Dataset items:
------------------------------
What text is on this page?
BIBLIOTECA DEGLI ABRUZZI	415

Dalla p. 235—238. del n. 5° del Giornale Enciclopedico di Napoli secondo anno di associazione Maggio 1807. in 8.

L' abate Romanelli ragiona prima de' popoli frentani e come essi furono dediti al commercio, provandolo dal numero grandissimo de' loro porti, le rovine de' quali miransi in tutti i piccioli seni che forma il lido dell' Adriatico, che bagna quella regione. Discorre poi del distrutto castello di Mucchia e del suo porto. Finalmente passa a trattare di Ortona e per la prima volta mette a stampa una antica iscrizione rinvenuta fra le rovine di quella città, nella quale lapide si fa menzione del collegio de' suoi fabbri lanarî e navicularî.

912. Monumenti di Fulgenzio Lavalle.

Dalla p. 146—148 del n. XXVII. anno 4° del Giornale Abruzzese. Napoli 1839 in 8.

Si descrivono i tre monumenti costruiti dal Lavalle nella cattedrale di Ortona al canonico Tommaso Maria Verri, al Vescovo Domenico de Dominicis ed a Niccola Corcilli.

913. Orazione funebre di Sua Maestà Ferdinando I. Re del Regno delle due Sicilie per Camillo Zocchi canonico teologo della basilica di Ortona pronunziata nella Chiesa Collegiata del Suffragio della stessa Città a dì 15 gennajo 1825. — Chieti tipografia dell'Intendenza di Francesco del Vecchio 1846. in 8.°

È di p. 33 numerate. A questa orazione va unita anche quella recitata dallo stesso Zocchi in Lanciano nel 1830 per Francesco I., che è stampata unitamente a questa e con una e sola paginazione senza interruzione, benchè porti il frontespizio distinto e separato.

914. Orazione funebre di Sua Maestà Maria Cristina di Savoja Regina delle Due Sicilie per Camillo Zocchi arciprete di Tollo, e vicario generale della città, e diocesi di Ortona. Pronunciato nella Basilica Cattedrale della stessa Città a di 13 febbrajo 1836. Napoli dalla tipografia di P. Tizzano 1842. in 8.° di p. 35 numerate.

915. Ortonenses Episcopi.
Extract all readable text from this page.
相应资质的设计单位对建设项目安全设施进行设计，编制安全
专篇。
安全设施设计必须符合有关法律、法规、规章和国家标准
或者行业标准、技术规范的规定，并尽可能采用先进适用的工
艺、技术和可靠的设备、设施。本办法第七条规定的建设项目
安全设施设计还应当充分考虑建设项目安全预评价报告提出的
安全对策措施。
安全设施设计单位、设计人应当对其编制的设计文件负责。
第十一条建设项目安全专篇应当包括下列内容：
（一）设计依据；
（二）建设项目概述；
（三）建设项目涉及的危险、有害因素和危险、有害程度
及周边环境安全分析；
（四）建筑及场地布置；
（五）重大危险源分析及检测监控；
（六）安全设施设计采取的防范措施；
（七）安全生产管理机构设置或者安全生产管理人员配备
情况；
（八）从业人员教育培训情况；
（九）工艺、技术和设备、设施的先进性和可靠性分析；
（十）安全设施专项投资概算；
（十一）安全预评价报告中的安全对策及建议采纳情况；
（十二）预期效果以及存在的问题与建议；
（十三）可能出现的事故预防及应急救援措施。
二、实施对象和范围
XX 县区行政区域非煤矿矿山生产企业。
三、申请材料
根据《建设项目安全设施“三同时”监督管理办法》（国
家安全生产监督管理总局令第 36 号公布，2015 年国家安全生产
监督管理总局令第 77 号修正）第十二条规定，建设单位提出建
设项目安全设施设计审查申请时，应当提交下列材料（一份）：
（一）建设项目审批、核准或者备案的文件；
------------------------------
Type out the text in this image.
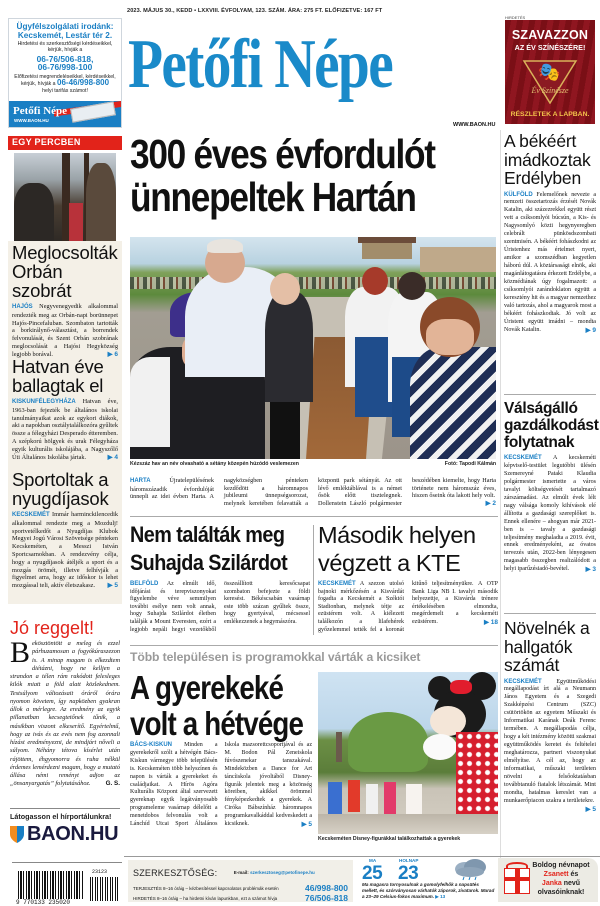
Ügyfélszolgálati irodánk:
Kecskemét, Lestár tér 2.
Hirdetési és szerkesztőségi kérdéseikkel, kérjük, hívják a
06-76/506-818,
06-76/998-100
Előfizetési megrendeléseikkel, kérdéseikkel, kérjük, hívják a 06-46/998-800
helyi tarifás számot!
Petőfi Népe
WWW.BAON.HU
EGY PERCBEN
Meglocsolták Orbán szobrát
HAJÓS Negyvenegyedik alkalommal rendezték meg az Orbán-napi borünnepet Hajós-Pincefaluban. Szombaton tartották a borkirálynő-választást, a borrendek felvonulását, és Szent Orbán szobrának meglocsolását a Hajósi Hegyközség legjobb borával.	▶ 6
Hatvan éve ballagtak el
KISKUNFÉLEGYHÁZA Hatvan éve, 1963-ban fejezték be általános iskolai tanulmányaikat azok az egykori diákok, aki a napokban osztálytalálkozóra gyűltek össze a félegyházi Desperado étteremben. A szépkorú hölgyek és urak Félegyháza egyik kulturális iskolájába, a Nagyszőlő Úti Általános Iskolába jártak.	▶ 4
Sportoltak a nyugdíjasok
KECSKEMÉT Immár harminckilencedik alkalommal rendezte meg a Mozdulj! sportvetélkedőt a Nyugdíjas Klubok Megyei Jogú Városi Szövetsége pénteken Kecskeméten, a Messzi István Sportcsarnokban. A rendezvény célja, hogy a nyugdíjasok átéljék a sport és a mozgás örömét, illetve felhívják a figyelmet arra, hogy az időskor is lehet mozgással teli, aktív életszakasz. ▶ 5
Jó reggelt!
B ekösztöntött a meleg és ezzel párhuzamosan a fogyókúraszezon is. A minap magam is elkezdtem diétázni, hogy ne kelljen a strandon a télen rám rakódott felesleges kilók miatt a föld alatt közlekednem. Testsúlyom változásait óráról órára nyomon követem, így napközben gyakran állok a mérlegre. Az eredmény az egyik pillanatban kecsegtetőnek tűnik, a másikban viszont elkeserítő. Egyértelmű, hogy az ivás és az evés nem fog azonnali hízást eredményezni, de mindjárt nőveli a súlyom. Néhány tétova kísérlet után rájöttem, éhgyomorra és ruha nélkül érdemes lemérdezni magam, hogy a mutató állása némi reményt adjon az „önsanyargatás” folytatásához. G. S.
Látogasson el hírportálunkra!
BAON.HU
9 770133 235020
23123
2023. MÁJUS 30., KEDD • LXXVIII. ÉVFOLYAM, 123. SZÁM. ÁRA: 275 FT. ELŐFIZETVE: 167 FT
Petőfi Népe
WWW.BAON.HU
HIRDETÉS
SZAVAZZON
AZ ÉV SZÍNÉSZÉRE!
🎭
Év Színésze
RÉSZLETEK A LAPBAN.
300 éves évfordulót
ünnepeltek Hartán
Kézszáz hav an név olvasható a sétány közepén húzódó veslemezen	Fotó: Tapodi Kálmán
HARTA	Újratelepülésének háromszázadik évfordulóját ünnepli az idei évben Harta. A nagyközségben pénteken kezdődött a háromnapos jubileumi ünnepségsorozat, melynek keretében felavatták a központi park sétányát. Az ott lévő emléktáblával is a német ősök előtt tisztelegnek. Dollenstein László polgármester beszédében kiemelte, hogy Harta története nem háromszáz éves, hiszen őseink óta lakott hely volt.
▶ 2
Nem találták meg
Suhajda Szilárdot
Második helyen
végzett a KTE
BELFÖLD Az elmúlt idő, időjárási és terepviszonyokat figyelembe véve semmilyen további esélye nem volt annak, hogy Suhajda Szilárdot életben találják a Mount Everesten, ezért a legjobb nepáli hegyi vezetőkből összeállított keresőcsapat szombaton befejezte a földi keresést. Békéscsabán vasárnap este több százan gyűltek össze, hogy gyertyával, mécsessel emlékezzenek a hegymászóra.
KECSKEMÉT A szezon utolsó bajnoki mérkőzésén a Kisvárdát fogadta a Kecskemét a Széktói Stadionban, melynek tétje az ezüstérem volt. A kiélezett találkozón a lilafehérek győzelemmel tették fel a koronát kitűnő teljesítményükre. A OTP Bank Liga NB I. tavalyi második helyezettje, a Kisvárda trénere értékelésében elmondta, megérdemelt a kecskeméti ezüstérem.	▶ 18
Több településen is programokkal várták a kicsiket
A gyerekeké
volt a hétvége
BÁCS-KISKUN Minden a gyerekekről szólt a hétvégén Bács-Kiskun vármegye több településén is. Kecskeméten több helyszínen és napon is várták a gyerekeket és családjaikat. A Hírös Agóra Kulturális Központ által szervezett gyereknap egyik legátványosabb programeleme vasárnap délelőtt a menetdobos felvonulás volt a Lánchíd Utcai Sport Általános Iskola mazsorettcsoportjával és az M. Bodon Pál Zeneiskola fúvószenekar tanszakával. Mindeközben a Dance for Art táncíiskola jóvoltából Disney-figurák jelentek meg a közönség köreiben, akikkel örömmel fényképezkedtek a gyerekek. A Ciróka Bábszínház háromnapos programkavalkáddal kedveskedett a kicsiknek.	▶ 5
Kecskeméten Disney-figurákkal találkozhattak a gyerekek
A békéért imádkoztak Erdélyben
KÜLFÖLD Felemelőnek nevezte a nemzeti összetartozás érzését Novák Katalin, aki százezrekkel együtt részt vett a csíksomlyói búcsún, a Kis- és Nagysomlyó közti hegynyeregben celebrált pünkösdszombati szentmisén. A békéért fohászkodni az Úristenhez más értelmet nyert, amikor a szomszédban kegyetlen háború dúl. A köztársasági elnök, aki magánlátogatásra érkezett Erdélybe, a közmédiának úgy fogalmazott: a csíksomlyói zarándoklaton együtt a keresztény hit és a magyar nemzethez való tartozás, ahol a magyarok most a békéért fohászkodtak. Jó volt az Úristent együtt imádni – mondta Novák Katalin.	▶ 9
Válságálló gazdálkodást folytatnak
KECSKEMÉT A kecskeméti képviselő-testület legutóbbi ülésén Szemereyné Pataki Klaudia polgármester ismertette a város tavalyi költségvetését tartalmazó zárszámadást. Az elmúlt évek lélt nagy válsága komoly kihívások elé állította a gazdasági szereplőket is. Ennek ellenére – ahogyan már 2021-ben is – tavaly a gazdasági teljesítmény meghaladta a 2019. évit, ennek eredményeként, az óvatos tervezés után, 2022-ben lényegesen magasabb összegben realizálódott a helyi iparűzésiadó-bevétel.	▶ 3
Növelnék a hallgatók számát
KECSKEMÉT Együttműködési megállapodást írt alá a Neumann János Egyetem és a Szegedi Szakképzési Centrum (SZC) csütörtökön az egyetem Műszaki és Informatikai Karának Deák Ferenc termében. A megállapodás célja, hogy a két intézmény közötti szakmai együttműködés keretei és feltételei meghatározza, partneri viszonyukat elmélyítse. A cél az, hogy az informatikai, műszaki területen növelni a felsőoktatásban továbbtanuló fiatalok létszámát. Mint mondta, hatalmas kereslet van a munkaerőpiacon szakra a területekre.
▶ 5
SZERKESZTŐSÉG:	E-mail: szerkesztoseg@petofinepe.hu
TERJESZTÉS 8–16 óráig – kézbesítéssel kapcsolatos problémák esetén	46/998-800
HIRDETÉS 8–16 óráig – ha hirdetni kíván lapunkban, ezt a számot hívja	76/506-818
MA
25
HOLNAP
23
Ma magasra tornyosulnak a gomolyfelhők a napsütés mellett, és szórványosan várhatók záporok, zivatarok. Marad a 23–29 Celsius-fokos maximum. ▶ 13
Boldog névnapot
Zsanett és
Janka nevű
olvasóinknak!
------------------------------
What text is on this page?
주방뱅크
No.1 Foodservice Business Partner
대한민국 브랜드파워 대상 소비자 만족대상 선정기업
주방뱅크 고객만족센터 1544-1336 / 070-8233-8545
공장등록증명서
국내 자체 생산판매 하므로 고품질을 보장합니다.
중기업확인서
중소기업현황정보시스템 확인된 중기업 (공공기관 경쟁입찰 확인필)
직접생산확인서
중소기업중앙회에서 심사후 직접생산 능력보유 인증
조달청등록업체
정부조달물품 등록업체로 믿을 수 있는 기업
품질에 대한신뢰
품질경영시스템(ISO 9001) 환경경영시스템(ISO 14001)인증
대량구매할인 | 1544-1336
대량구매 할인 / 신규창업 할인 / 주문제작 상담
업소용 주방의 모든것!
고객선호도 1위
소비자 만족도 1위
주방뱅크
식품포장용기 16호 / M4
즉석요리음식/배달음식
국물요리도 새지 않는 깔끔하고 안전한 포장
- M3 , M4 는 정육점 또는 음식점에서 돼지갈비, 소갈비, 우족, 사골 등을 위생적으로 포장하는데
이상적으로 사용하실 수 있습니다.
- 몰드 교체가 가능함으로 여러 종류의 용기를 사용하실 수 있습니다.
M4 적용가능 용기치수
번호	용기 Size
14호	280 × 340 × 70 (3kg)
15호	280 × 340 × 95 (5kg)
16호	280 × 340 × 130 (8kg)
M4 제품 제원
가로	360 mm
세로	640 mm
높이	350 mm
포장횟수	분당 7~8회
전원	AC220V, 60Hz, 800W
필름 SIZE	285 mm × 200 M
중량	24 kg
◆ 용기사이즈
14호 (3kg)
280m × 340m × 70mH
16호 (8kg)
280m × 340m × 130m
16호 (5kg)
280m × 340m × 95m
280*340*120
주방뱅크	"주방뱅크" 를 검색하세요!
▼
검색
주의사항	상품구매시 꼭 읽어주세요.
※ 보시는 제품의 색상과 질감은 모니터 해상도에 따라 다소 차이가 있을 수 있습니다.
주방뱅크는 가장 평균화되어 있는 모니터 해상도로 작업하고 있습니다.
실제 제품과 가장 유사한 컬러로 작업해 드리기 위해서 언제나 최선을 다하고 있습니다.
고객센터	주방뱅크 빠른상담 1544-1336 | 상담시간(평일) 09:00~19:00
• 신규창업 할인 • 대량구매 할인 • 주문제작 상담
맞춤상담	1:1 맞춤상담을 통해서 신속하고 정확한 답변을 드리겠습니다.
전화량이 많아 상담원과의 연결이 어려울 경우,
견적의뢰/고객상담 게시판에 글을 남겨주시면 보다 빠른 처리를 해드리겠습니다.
------------------------------
## SET EXERCISE:
Select every line in the records above that contains the word "Suhajda".

## OUTPUT FOR THIS EXERCISE:
Suhajda Szilárdot
BELFÖLD Az elmúlt idő, időjárási és terepviszonyokat figyelembe véve semmilyen további esélye nem volt annak, hogy Suhajda Szilárdot életben találják a Mount Everesten, ezért a legjobb nepáli hegyi vezetőkből összeállított keresőcsapat szombaton befejezte a földi keresést. Békéscsabán vasárnap este több százan gyűltek össze, hogy gyertyával, mécsessel emlékezzenek a hegymászóra.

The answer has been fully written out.